An exact reproduction of the records is required, with all images left out.

** Start of ENTRIES PROVIDED **

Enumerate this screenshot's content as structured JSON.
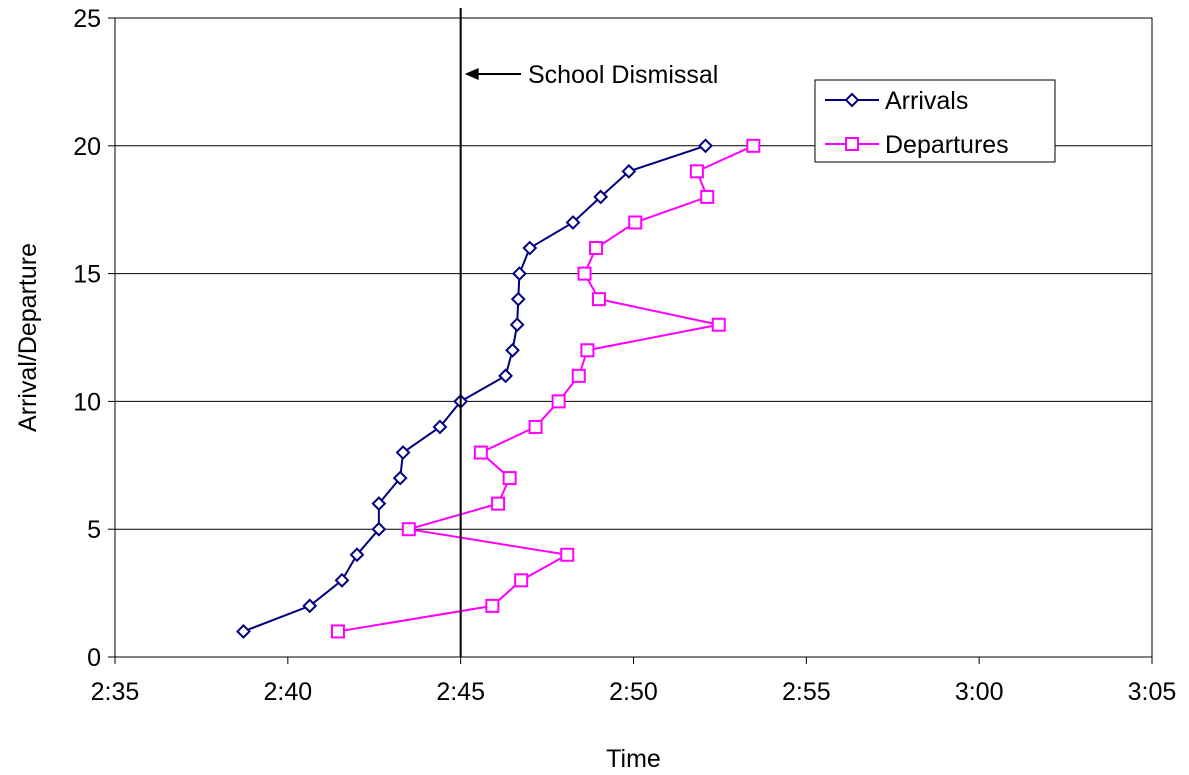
{
  "chart_data": {
    "type": "scatter",
    "title": "",
    "xlabel": "Time",
    "ylabel": "Arrival/Departure",
    "x_ticks": [
      "2:35",
      "2:40",
      "2:45",
      "2:50",
      "2:55",
      "3:00",
      "3:05"
    ],
    "y_ticks": [
      "0",
      "5",
      "10",
      "15",
      "20",
      "25"
    ],
    "xlim": [
      "2:35",
      "3:05"
    ],
    "ylim": [
      0,
      25
    ],
    "grid": "horizontal",
    "legend_position": "top-right",
    "annotation": {
      "text": "School Dismissal",
      "x": "2:45"
    },
    "series": [
      {
        "name": "Arrivals",
        "color": "#000080",
        "marker": "diamond",
        "x": [
          "2:38:43",
          "2:40:38",
          "2:41:34",
          "2:42:00",
          "2:42:38",
          "2:42:38",
          "2:43:15",
          "2:43:20",
          "2:44:24",
          "2:45:00",
          "2:46:18",
          "2:46:30",
          "2:46:38",
          "2:46:40",
          "2:46:42",
          "2:47:00",
          "2:48:15",
          "2:49:03",
          "2:49:52",
          "2:52:05"
        ],
        "values": [
          1,
          2,
          3,
          4,
          5,
          6,
          7,
          8,
          9,
          10,
          11,
          12,
          13,
          14,
          15,
          16,
          17,
          18,
          19,
          20
        ]
      },
      {
        "name": "Departures",
        "color": "#FF00FF",
        "marker": "square",
        "x": [
          "2:41:27",
          "2:45:55",
          "2:46:45",
          "2:48:05",
          "2:43:30",
          "2:46:05",
          "2:46:25",
          "2:45:35",
          "2:47:10",
          "2:47:50",
          "2:48:25",
          "2:48:40",
          "2:52:28",
          "2:49:00",
          "2:48:35",
          "2:48:55",
          "2:50:03",
          "2:52:08",
          "2:51:50",
          "2:53:28"
        ],
        "values": [
          1,
          2,
          3,
          4,
          5,
          6,
          7,
          8,
          9,
          10,
          11,
          12,
          13,
          14,
          15,
          16,
          17,
          18,
          19,
          20
        ]
      }
    ]
  }
}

** End of ENTRIES PROVIDED **

> **THE REPLY**
Enumerate this screenshot's content as structured JSON.
{
  "chart_data": {
    "type": "scatter",
    "title": "",
    "xlabel": "Time",
    "ylabel": "Arrival/Departure",
    "x_ticks": [
      "2:35",
      "2:40",
      "2:45",
      "2:50",
      "2:55",
      "3:00",
      "3:05"
    ],
    "y_ticks": [
      "0",
      "5",
      "10",
      "15",
      "20",
      "25"
    ],
    "xlim": [
      "2:35",
      "3:05"
    ],
    "ylim": [
      0,
      25
    ],
    "grid": "horizontal",
    "legend_position": "top-right",
    "annotation": {
      "text": "School Dismissal",
      "x": "2:45"
    },
    "series": [
      {
        "name": "Arrivals",
        "color": "#000080",
        "marker": "diamond",
        "x": [
          "2:38:43",
          "2:40:38",
          "2:41:34",
          "2:42:00",
          "2:42:38",
          "2:42:38",
          "2:43:15",
          "2:43:20",
          "2:44:24",
          "2:45:00",
          "2:46:18",
          "2:46:30",
          "2:46:38",
          "2:46:40",
          "2:46:42",
          "2:47:00",
          "2:48:15",
          "2:49:03",
          "2:49:52",
          "2:52:05"
        ],
        "values": [
          1,
          2,
          3,
          4,
          5,
          6,
          7,
          8,
          9,
          10,
          11,
          12,
          13,
          14,
          15,
          16,
          17,
          18,
          19,
          20
        ]
      },
      {
        "name": "Departures",
        "color": "#FF00FF",
        "marker": "square",
        "x": [
          "2:41:27",
          "2:45:55",
          "2:46:45",
          "2:48:05",
          "2:43:30",
          "2:46:05",
          "2:46:25",
          "2:45:35",
          "2:47:10",
          "2:47:50",
          "2:48:25",
          "2:48:40",
          "2:52:28",
          "2:49:00",
          "2:48:35",
          "2:48:55",
          "2:50:03",
          "2:52:08",
          "2:51:50",
          "2:53:28"
        ],
        "values": [
          1,
          2,
          3,
          4,
          5,
          6,
          7,
          8,
          9,
          10,
          11,
          12,
          13,
          14,
          15,
          16,
          17,
          18,
          19,
          20
        ]
      }
    ]
  }
}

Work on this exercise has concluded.